Saved data entries:
— Begin —
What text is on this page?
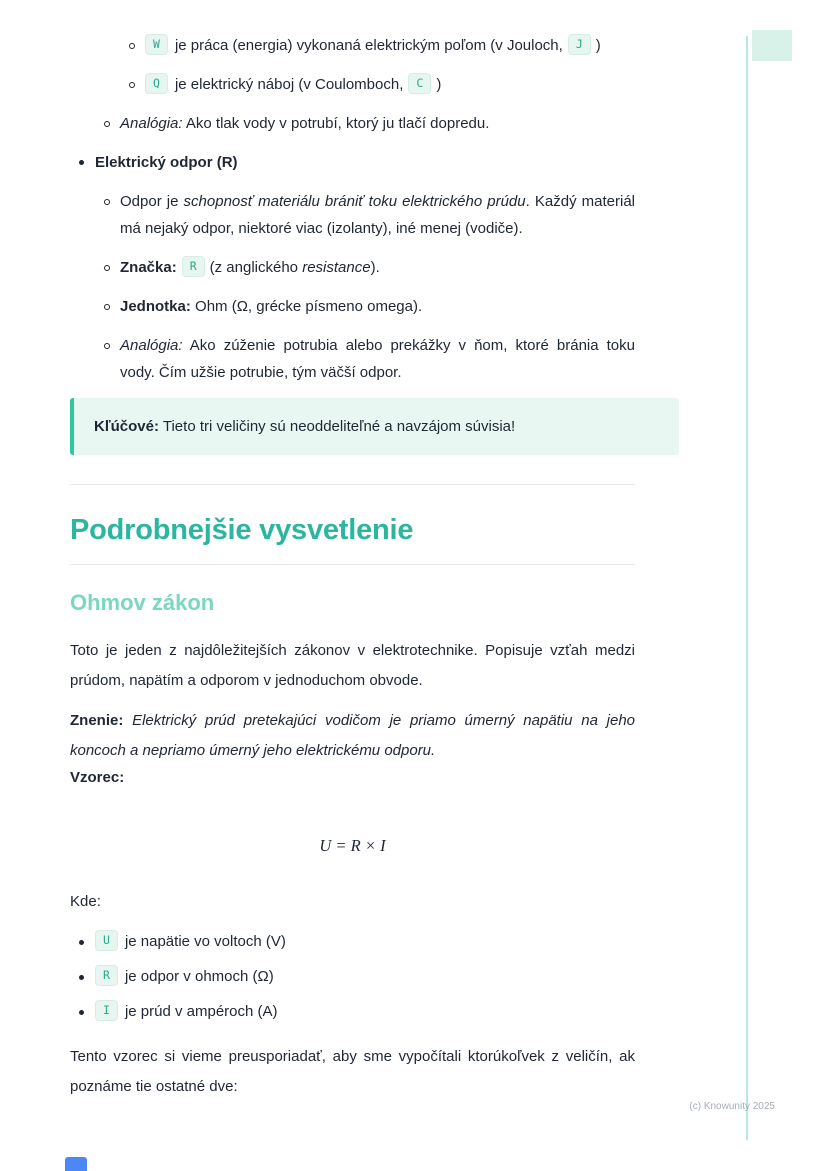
W je práca (energia) vykonaná elektrickým poľom (v Jouloch, J )
Q je elektrický náboj (v Coulomboch, C )
Analógia: Ako tlak vody v potrubí, ktorý ju tlačí dopredu.
Elektrický odpor (R)
Odpor je schopnosť materiálu brániť toku elektrického prúdu. Každý materiál má nejaký odpor, niektoré viac (izolanty), iné menej (vodiče).
Značka: R (z anglického resistance).
Jednotka: Ohm (Ω, grécke písmeno omega).
Analógia: Ako zúženie potrubia alebo prekážky v ňom, ktoré bránia toku vody. Čím užšie potrubie, tým väčší odpor.
Kľúčové: Tieto tri veličiny sú neoddeliteľné a navzájom súvisia!
Podrobnejšie vysvetlenie
Ohmov zákon
Toto je jeden z najdôležitejších zákonov v elektrotechnike. Popisuje vzťah medzi prúdom, napätím a odporom v jednoduchom obvode.
Znenie: Elektrický prúd pretekajúci vodičom je priamo úmerný napätiu na jeho koncoch a nepriamo úmerný jeho elektrickému odporu.
Vzorec:
U = R × I
Kde:
U je napätie vo voltoch (V)
R je odpor v ohmoch (Ω)
I je prúd v ampéroch (A)
Tento vzorec si vieme preusporiadať, aby sme vypočítali ktorúkoľvek z veličín, ak poznáme tie ostatné dve:
(c) Knowunity 2025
— End —
AIM
Using the listing, copy every line where the word "Analógia" shows up.

CORRECT RESULT
Analógia: Ako tlak vody v potrubí, ktorý ju tlačí dopredu.
Analógia: Ako zúženie potrubia alebo prekážky v ňom, ktoré bránia toku vody. Čím užšie potrubie, tým väčší odpor.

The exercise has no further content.